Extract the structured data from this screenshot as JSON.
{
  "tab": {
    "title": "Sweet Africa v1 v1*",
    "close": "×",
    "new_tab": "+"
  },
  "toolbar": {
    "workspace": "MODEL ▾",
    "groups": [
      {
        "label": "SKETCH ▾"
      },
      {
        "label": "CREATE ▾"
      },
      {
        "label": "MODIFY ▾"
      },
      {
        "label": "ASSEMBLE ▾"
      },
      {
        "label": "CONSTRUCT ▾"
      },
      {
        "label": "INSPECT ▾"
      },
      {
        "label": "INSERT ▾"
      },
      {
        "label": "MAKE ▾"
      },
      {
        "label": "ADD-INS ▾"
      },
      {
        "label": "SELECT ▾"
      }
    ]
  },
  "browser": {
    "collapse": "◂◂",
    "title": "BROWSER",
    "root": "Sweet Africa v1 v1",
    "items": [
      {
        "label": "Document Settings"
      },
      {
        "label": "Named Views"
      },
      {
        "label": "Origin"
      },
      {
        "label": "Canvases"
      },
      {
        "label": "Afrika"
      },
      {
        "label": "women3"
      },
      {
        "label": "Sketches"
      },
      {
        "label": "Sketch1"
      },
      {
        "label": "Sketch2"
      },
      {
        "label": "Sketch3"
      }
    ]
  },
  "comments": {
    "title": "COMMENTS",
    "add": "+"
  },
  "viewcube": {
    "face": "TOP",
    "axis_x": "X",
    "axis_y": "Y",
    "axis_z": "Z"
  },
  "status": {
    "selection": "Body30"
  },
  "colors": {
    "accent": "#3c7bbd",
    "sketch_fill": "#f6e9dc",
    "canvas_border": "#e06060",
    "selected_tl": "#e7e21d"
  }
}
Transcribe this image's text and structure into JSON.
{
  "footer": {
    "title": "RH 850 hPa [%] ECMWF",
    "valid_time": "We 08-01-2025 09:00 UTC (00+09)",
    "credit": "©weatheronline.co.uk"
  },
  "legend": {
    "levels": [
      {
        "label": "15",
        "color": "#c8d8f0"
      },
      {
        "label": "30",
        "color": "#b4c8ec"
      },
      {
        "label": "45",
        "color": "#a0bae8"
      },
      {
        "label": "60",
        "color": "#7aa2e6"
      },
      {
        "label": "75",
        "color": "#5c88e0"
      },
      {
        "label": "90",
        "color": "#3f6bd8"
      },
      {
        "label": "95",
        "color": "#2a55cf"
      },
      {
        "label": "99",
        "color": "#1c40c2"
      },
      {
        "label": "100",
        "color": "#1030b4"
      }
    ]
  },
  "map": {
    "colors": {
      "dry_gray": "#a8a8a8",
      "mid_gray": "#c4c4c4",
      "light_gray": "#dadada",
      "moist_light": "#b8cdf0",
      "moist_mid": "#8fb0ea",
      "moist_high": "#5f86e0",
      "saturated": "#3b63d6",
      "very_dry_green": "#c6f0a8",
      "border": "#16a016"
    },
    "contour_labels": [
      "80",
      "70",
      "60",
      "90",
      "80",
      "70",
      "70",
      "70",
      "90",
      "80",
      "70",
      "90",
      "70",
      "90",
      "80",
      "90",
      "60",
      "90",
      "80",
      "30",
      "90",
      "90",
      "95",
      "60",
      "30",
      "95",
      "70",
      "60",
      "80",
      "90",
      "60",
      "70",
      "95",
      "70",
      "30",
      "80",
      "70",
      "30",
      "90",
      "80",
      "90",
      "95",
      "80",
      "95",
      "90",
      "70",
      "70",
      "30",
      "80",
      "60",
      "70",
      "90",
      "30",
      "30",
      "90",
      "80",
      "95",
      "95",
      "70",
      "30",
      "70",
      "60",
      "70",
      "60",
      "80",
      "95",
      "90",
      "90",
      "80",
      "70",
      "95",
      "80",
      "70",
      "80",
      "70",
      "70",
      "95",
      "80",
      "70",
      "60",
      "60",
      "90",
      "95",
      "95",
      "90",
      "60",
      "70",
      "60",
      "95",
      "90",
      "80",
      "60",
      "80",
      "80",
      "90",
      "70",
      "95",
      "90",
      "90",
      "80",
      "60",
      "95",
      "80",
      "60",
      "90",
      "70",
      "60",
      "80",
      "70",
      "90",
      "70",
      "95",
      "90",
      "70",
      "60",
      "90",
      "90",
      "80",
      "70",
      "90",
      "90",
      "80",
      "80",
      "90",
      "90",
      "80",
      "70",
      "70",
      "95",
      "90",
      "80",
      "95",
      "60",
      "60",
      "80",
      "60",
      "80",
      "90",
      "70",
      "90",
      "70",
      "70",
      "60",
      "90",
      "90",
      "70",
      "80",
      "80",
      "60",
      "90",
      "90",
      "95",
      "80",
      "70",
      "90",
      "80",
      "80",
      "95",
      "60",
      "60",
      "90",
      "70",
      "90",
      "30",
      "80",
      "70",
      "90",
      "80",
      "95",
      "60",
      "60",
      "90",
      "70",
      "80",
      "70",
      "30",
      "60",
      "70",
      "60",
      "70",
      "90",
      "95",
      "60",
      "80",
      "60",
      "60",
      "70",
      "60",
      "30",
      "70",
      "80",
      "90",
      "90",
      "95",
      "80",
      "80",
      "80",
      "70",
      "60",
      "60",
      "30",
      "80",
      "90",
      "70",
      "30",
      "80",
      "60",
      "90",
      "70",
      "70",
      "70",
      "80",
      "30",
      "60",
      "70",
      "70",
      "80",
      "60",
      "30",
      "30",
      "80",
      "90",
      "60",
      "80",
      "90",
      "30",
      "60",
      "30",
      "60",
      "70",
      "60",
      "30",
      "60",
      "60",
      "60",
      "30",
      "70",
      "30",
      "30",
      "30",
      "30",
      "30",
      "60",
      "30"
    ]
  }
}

-=-=-=-=-

EXERCISE DETAILS ▸ Each record should come back exactly as written.

TASK RESULT ▸
Extract the structured data from this screenshot as JSON.
{
  "tab": {
    "title": "Sweet Africa v1 v1*",
    "close": "×",
    "new_tab": "+"
  },
  "toolbar": {
    "workspace": "MODEL ▾",
    "groups": [
      {
        "label": "SKETCH ▾"
      },
      {
        "label": "CREATE ▾"
      },
      {
        "label": "MODIFY ▾"
      },
      {
        "label": "ASSEMBLE ▾"
      },
      {
        "label": "CONSTRUCT ▾"
      },
      {
        "label": "INSPECT ▾"
      },
      {
        "label": "INSERT ▾"
      },
      {
        "label": "MAKE ▾"
      },
      {
        "label": "ADD-INS ▾"
      },
      {
        "label": "SELECT ▾"
      }
    ]
  },
  "browser": {
    "collapse": "◂◂",
    "title": "BROWSER",
    "root": "Sweet Africa v1 v1",
    "items": [
      {
        "label": "Document Settings"
      },
      {
        "label": "Named Views"
      },
      {
        "label": "Origin"
      },
      {
        "label": "Canvases"
      },
      {
        "label": "Afrika"
      },
      {
        "label": "women3"
      },
      {
        "label": "Sketches"
      },
      {
        "label": "Sketch1"
      },
      {
        "label": "Sketch2"
      },
      {
        "label": "Sketch3"
      }
    ]
  },
  "comments": {
    "title": "COMMENTS",
    "add": "+"
  },
  "viewcube": {
    "face": "TOP",
    "axis_x": "X",
    "axis_y": "Y",
    "axis_z": "Z"
  },
  "status": {
    "selection": "Body30"
  },
  "colors": {
    "accent": "#3c7bbd",
    "sketch_fill": "#f6e9dc",
    "canvas_border": "#e06060",
    "selected_tl": "#e7e21d"
  }
}
Transcribe this image's text and structure into JSON.
{
  "footer": {
    "title": "RH 850 hPa [%] ECMWF",
    "valid_time": "We 08-01-2025 09:00 UTC (00+09)",
    "credit": "©weatheronline.co.uk"
  },
  "legend": {
    "levels": [
      {
        "label": "15",
        "color": "#c8d8f0"
      },
      {
        "label": "30",
        "color": "#b4c8ec"
      },
      {
        "label": "45",
        "color": "#a0bae8"
      },
      {
        "label": "60",
        "color": "#7aa2e6"
      },
      {
        "label": "75",
        "color": "#5c88e0"
      },
      {
        "label": "90",
        "color": "#3f6bd8"
      },
      {
        "label": "95",
        "color": "#2a55cf"
      },
      {
        "label": "99",
        "color": "#1c40c2"
      },
      {
        "label": "100",
        "color": "#1030b4"
      }
    ]
  },
  "map": {
    "colors": {
      "dry_gray": "#a8a8a8",
      "mid_gray": "#c4c4c4",
      "light_gray": "#dadada",
      "moist_light": "#b8cdf0",
      "moist_mid": "#8fb0ea",
      "moist_high": "#5f86e0",
      "saturated": "#3b63d6",
      "very_dry_green": "#c6f0a8",
      "border": "#16a016"
    },
    "contour_labels": [
      "80",
      "70",
      "60",
      "90",
      "80",
      "70",
      "70",
      "70",
      "90",
      "80",
      "70",
      "90",
      "70",
      "90",
      "80",
      "90",
      "60",
      "90",
      "80",
      "30",
      "90",
      "90",
      "95",
      "60",
      "30",
      "95",
      "70",
      "60",
      "80",
      "90",
      "60",
      "70",
      "95",
      "70",
      "30",
      "80",
      "70",
      "30",
      "90",
      "80",
      "90",
      "95",
      "80",
      "95",
      "90",
      "70",
      "70",
      "30",
      "80",
      "60",
      "70",
      "90",
      "30",
      "30",
      "90",
      "80",
      "95",
      "95",
      "70",
      "30",
      "70",
      "60",
      "70",
      "60",
      "80",
      "95",
      "90",
      "90",
      "80",
      "70",
      "95",
      "80",
      "70",
      "80",
      "70",
      "70",
      "95",
      "80",
      "70",
      "60",
      "60",
      "90",
      "95",
      "95",
      "90",
      "60",
      "70",
      "60",
      "95",
      "90",
      "80",
      "60",
      "80",
      "80",
      "90",
      "70",
      "95",
      "90",
      "90",
      "80",
      "60",
      "95",
      "80",
      "60",
      "90",
      "70",
      "60",
      "80",
      "70",
      "90",
      "70",
      "95",
      "90",
      "70",
      "60",
      "90",
      "90",
      "80",
      "70",
      "90",
      "90",
      "80",
      "80",
      "90",
      "90",
      "80",
      "70",
      "70",
      "95",
      "90",
      "80",
      "95",
      "60",
      "60",
      "80",
      "60",
      "80",
      "90",
      "70",
      "90",
      "70",
      "70",
      "60",
      "90",
      "90",
      "70",
      "80",
      "80",
      "60",
      "90",
      "90",
      "95",
      "80",
      "70",
      "90",
      "80",
      "80",
      "95",
      "60",
      "60",
      "90",
      "70",
      "90",
      "30",
      "80",
      "70",
      "90",
      "80",
      "95",
      "60",
      "60",
      "90",
      "70",
      "80",
      "70",
      "30",
      "60",
      "70",
      "60",
      "70",
      "90",
      "95",
      "60",
      "80",
      "60",
      "60",
      "70",
      "60",
      "30",
      "70",
      "80",
      "90",
      "90",
      "95",
      "80",
      "80",
      "80",
      "70",
      "60",
      "60",
      "30",
      "80",
      "90",
      "70",
      "30",
      "80",
      "60",
      "90",
      "70",
      "70",
      "70",
      "80",
      "30",
      "60",
      "70",
      "70",
      "80",
      "60",
      "30",
      "30",
      "80",
      "90",
      "60",
      "80",
      "90",
      "30",
      "60",
      "30",
      "60",
      "70",
      "60",
      "30",
      "60",
      "60",
      "60",
      "30",
      "70",
      "30",
      "30",
      "30",
      "30",
      "30",
      "60",
      "30"
    ]
  }
}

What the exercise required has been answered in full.